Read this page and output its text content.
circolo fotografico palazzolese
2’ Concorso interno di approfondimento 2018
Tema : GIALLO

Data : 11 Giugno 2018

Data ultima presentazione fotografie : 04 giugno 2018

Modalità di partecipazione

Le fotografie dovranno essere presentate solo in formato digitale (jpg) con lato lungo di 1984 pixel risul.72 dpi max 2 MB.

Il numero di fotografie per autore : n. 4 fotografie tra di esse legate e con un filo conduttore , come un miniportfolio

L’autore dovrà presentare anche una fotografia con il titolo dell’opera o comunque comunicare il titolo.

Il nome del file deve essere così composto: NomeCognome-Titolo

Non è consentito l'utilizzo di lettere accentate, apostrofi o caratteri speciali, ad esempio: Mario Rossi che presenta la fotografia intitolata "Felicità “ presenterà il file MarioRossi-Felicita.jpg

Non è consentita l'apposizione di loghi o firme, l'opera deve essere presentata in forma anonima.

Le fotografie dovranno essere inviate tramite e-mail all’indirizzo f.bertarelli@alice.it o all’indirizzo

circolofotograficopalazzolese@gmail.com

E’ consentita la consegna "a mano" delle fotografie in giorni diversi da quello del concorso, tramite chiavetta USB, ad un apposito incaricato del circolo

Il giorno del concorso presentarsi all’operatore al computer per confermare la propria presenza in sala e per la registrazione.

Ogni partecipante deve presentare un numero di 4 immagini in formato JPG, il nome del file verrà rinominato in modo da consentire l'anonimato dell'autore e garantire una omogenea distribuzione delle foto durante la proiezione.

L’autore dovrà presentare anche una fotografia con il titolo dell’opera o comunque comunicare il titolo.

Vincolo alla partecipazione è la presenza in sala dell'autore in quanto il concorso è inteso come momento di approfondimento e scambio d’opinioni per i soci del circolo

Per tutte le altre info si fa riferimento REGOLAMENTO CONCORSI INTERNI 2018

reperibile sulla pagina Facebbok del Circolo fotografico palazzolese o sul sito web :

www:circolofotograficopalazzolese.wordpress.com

* * *

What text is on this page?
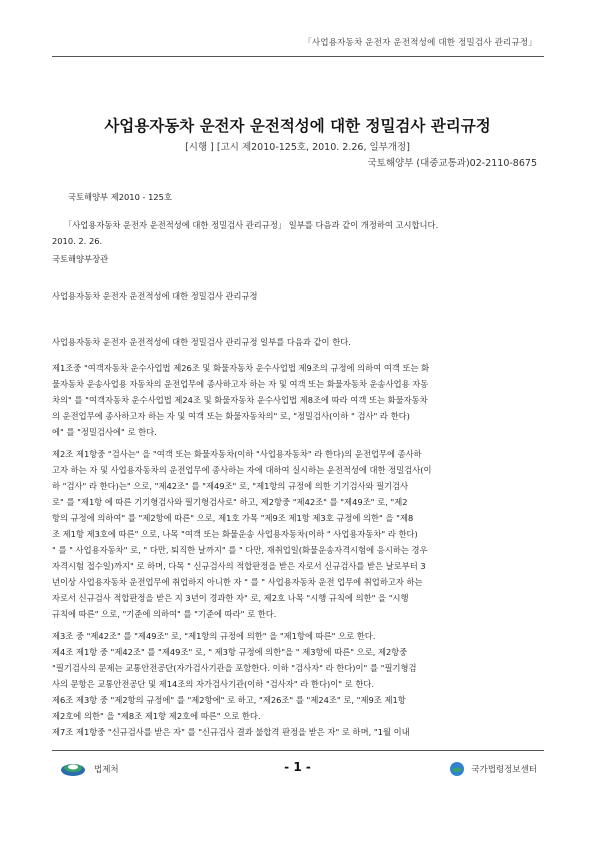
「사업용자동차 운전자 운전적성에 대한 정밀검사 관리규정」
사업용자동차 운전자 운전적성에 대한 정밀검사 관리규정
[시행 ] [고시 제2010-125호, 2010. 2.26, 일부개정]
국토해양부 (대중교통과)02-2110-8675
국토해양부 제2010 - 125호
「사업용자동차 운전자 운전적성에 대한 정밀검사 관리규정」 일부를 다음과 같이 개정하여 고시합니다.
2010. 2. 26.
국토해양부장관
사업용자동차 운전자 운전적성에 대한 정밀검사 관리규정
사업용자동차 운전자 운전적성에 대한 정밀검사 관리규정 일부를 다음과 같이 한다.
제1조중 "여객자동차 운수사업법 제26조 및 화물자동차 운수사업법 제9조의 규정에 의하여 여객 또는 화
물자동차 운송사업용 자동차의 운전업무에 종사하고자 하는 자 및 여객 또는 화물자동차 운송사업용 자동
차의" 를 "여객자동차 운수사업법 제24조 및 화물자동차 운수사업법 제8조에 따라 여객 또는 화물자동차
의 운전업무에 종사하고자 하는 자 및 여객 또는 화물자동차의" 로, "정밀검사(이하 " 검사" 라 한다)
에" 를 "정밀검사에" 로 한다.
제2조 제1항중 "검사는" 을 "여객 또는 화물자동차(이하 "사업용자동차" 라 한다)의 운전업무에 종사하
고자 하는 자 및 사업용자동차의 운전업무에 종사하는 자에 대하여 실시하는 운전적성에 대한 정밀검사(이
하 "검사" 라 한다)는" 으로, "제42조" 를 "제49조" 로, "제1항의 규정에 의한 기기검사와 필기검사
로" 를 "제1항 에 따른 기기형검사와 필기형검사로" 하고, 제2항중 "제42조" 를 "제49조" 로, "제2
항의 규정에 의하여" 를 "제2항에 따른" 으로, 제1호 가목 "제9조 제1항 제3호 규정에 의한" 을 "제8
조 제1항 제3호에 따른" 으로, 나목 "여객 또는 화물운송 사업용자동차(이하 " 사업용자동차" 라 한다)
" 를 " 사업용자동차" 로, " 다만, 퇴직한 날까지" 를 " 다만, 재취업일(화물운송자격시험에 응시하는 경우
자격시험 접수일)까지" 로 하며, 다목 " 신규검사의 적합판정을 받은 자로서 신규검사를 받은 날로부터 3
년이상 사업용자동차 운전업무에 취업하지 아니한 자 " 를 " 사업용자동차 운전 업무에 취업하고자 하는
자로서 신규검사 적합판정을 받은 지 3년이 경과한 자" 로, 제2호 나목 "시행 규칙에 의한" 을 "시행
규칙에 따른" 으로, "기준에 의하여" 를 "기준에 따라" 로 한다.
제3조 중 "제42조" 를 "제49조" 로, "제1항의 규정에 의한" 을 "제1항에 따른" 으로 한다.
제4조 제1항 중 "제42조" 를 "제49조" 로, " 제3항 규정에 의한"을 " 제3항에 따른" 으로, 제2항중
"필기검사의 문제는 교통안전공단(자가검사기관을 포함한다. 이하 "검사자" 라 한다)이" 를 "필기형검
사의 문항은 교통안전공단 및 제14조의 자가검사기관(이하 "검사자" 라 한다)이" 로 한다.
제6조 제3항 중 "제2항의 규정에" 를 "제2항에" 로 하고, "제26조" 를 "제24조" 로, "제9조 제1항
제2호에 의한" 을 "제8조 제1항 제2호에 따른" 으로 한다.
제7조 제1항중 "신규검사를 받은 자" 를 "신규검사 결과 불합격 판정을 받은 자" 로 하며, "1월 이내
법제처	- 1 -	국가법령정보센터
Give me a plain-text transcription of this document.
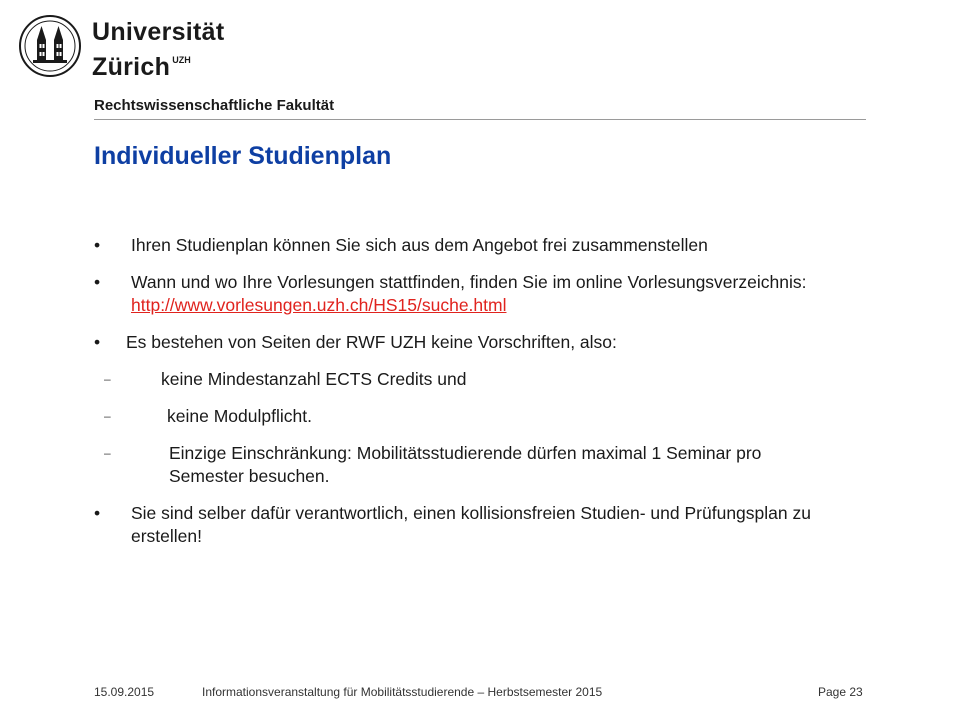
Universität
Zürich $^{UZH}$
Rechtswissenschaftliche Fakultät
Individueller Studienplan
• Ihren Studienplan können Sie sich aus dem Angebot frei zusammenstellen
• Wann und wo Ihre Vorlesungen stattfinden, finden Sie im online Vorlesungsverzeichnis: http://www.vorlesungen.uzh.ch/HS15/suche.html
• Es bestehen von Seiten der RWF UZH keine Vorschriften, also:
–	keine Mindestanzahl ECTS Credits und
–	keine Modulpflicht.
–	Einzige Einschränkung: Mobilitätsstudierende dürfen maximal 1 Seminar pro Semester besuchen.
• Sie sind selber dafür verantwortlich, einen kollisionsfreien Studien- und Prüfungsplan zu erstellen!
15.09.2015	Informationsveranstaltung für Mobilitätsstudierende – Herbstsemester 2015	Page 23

### Objective
From the entries, report each line that includes the word "dovranno".

### Solution to this exercise
Le fotografie dovranno essere presentate solo in formato digitale (jpg) con lato lungo di 1984 pixel risul.72 dpi max 2 MB.
Le fotografie dovranno essere inviate tramite e-mail all’indirizzo f.bertarelli@alice.it o all’indirizzo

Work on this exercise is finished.